_Objectifs:_
1. Répondez à ces questions sur l'article consacré au concert berlinois du compositeur de Star Wars :
(a) Dans quelle ville et à quelle date le concert autrichien a-t-il finalement été réinventé ?
(b) Quelles furent les dates des trois soirées données avec le Berliner Philharmoniker ?
(c) Sur quel support se trouve la piste Dolby Atmos isolée ?
2. Prolongez d'un paragraphe l'article sur le concert berlinois du compositeur de Star Wars, en reprenant après sa dernière phrase.

──────── Texte extrait

Der Jedi-Meister ist Zurück! Dernier des anciens grands maîtres de la galaxie musique de film encore en activité, générateur d’innombrables vocations de compositeurs et de musiciens tout aussi bien que de fans de bandes originales, l’auteur musical de séries cinématographiques aussi célèbres que Star Wars, Indiana Jones, Harry Potter ou encore Jaws et Home Alone, est de retour sur la minuscule planète des concerts filmés dédiés à la musique de film. Une planète, que dis-je, à peine une petite lune. Après un concert autrichien annulé en 2018, finalement réinventé à Vienne en janvier 2020 – juste avant la pandémie, coup de chance – et dûment capté pour la postérité par une Deutsche Grammophon désireuse de repopulariser son étiquette dorée, ce fut au tour du Berliner Philharmoniker d’accueillir pour la première fois le Maestro, le temps de trois soirées d’octobre 2021 (les 14, 15 et 16) couronnées d’un grand succès public et critique. DG nous restitue aujourd’hui la dernière date de cet événement, sous plusieurs formes : double LP noir ou gold, LP deux titres gold, double CD, et enfin le pack 2CD/2Blu-Ray dont il est principalement question ici. Les amateurs équipés en conséquence y trouveront, à côté de la version vidéo HD, la piste Dolby Atmos isolée sur Blu-Ray Pure Audio.

────────────────
──────── Entrées fournies

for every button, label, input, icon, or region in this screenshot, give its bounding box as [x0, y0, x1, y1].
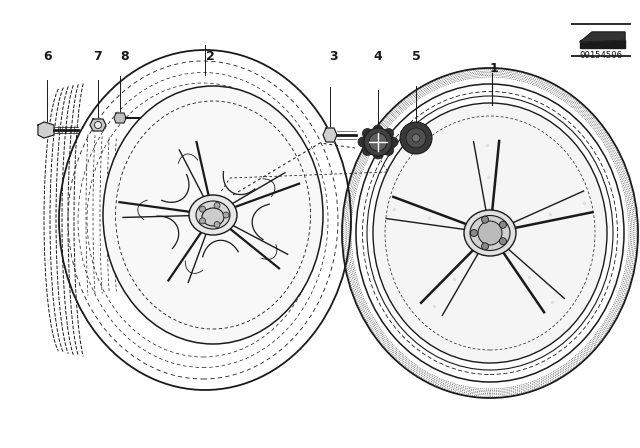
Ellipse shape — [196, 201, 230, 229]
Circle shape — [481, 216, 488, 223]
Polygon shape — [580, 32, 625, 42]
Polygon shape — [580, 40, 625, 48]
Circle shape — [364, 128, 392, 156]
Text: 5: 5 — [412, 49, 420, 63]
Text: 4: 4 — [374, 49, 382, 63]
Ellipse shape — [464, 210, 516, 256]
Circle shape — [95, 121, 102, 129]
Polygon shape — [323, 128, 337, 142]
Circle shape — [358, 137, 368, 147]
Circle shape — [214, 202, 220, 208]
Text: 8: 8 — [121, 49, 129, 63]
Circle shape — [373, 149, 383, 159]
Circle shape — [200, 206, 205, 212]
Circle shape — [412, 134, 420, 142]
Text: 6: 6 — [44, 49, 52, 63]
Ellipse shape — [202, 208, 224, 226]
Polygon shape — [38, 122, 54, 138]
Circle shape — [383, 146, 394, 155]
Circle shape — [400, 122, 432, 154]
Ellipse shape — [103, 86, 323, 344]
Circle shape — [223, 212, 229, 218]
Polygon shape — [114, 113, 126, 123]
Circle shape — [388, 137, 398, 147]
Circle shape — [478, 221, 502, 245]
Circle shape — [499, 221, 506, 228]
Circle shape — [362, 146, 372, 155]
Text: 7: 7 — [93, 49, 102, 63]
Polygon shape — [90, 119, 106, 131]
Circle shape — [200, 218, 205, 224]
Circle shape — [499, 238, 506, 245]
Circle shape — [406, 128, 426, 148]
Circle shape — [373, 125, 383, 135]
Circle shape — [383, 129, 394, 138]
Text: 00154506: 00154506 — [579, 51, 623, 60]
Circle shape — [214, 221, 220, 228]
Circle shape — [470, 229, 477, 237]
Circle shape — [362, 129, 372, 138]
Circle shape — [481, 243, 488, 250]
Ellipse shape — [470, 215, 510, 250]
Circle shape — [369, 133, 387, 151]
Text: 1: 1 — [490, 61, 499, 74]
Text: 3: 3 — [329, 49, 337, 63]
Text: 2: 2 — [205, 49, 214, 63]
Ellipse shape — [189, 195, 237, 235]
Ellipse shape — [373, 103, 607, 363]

────────────────

_Résultats par consigne:_
1.
(a) À Vienne, en janvier 2020.
(b) Les 14, 15 et 16 octobre 2021.
(c) Sur Blu-Ray Pure Audio.

2.
Petite parenthèse : le passage de relais de Vienne à Berlin pour ces concerts édités par Deutsche Grammophon – et les comparaisons qui en découlent – est intéressant en lui-même, car au tournant des années 70/80, ces deux orchestres se trouvèrent au cœur d’un match musico-vidéo-médiatique au plus haut niveau : celui de Leonard Bernstein et Herbert Von Karajan. À ma gauche, un juif new-yorkais adulé passé maître dans l’art de l’éducation musicale télévisée, souvent invité à Vienne où il fit redécouvrir Gustav Mahler, mais pas à Berlin, fief de son concurrent. À ma droite, donc, le dirigent ultime, tête à vie de la formation berlinoise menée d’une main de fer, dont le nom était pour le grand public synonyme de chef d’orchestre. Tous deux furent précurseurs dans le domaine des concerts filmés, et un temps mis en concurrence directe – ainsi que « leurs » orchestres respectifs – via les captations de la firme Unitel liée à… Deutsche Grammophon. Toujours en quête de contrôle, Karajan créa finalement sa propre société de production, Télémondial, pour immortaliser son image vieillissante. Si on ajoute qu’il a proprement lancé la carrière d’Anne-Sophie Mutter, laquelle, fan avouée de Williams, n’est pas pour rien dans les attentions tardives du compositeur envers cette « galaxie lointaine, très lointaine » qu’est la vieille Europe (germanique en l’occurrence), on se rappelle à quel point notre monde est petit.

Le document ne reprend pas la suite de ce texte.